:: WHAT THE TASK ASKS ::
For each line in the data below that holds "text", return a copy.

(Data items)
────────────────────────────────────────

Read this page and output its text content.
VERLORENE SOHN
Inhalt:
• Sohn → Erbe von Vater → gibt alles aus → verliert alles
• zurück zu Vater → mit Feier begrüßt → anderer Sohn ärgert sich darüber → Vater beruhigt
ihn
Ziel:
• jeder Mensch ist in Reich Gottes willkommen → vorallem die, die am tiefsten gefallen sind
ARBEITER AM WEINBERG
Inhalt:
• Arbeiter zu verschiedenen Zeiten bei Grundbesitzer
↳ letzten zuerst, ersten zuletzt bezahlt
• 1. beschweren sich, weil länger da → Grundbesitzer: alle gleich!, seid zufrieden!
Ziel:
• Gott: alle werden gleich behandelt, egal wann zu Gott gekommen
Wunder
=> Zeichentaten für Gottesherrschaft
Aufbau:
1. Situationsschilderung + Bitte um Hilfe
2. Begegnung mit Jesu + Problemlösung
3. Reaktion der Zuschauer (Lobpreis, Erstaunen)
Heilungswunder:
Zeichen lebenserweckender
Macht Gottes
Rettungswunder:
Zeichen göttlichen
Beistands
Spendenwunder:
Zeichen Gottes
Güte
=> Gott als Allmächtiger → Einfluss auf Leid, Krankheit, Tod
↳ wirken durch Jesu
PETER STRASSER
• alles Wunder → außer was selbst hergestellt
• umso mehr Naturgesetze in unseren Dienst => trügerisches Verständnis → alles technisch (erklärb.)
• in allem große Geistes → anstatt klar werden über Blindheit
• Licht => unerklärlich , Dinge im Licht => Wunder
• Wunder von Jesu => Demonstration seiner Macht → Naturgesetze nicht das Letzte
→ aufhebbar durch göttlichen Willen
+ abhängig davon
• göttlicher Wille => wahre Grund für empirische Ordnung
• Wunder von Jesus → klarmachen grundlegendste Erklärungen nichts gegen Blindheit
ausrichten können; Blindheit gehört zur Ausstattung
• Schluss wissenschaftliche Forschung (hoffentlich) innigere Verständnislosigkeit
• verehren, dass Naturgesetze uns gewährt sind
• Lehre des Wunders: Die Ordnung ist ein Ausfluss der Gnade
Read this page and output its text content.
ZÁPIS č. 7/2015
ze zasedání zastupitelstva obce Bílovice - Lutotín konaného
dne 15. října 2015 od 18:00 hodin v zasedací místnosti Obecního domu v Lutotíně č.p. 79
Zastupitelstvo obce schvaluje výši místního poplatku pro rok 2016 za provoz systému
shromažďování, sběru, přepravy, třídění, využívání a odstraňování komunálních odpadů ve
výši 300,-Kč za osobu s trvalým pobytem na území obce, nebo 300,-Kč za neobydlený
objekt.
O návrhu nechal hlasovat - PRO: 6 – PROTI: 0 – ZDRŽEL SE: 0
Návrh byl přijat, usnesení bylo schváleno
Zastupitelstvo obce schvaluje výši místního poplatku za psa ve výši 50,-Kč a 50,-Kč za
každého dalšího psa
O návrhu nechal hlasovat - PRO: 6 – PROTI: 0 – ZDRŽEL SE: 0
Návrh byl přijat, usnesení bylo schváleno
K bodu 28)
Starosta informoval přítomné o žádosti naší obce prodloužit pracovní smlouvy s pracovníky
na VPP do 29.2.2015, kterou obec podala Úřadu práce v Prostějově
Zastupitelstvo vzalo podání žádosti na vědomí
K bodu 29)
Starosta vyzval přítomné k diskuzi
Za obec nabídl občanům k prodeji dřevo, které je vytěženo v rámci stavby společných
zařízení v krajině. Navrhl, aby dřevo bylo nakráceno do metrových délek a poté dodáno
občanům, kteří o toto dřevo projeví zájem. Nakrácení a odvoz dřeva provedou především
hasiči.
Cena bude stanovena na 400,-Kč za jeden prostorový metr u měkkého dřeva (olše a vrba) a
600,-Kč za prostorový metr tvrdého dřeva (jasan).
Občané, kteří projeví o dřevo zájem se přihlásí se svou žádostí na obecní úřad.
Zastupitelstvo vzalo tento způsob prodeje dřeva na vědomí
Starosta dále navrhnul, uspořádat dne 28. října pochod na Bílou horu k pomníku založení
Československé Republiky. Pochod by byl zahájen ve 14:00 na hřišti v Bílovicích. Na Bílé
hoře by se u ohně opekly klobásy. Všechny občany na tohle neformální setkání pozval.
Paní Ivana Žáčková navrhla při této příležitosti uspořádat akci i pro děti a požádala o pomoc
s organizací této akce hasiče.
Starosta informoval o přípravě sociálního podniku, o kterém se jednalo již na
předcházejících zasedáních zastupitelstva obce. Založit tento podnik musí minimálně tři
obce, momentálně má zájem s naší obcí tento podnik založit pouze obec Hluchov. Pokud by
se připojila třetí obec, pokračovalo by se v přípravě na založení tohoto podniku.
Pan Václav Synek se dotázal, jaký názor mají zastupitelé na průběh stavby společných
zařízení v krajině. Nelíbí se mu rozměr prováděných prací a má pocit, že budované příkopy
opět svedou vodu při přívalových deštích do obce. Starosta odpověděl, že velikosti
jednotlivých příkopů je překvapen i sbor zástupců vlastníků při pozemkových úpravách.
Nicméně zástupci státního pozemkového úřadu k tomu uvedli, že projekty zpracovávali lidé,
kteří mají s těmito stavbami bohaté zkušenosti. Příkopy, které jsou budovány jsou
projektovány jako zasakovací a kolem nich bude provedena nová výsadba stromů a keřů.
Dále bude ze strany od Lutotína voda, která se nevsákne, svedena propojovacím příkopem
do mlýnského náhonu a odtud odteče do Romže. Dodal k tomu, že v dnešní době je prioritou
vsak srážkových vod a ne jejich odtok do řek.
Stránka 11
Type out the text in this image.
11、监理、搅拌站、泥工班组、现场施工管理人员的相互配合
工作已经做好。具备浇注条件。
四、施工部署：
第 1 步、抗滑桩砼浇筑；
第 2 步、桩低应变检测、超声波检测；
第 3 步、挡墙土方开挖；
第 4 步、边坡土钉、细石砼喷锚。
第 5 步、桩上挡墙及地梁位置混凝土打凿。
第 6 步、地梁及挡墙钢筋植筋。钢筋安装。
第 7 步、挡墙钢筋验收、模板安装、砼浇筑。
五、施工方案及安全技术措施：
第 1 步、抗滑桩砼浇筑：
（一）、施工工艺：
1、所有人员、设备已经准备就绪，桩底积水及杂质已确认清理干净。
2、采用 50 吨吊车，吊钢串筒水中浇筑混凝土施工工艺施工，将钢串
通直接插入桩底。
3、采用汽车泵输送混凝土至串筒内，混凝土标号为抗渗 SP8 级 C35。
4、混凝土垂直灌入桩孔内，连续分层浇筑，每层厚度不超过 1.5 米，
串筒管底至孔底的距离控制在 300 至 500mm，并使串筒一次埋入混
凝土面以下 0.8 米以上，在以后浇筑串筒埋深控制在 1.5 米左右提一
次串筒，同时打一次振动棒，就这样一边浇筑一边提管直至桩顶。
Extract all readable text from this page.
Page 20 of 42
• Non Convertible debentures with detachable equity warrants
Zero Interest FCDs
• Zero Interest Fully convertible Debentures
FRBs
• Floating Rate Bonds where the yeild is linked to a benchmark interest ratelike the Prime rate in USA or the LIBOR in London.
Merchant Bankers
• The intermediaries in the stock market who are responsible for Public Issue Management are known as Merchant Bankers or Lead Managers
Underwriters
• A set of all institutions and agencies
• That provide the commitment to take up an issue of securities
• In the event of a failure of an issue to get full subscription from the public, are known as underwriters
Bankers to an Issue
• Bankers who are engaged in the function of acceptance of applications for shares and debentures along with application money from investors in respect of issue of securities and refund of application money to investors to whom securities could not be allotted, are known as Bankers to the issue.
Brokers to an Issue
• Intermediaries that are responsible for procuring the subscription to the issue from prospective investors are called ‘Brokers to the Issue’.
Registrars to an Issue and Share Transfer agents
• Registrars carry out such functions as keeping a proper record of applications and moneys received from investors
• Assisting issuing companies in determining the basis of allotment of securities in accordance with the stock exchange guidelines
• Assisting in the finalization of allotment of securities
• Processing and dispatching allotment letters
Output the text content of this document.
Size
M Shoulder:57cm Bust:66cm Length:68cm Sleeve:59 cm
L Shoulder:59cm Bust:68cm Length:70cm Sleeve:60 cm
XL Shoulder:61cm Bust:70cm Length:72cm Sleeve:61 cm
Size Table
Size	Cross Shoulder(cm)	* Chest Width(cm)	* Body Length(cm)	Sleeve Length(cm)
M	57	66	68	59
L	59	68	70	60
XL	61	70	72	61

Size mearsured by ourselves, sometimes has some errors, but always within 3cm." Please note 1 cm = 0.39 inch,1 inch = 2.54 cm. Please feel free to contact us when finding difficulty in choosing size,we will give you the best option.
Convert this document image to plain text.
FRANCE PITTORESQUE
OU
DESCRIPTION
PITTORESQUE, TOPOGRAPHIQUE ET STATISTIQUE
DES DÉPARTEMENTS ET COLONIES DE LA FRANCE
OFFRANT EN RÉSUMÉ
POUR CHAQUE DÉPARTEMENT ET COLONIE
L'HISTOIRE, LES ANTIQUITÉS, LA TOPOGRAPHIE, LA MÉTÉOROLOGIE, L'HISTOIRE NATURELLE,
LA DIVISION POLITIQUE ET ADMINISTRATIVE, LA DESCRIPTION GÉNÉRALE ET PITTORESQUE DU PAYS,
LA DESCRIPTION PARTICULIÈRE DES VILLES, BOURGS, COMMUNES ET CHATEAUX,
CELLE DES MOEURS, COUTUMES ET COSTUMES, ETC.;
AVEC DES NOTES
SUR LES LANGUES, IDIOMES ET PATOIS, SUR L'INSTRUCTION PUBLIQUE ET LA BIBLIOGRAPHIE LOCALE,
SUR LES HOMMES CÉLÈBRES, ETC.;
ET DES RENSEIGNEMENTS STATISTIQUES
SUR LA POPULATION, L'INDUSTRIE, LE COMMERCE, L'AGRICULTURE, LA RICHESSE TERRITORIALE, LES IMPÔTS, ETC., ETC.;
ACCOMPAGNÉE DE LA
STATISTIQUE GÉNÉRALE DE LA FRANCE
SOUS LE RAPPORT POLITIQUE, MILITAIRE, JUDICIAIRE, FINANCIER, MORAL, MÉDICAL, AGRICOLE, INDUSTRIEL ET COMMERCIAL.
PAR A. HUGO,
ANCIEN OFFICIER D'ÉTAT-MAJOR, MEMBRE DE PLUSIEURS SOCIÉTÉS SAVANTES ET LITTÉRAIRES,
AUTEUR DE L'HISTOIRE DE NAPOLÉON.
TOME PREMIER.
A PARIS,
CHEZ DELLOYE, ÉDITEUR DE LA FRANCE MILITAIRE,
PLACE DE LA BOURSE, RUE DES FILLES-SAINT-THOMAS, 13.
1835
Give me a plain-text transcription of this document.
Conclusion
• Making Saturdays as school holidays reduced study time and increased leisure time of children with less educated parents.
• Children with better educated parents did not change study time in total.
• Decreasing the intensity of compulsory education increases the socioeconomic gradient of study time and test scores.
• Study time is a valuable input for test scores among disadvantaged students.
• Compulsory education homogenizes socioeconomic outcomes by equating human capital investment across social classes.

────────────────────────────────────────

:: OUTPUT BELOW ::
Read this page and output its text content.
Read this page and output its text content.
Type out the text in this image.
Extract all readable text from this page.
Output the text content of this document.
Convert this document image to plain text.
Give me a plain-text transcription of this document.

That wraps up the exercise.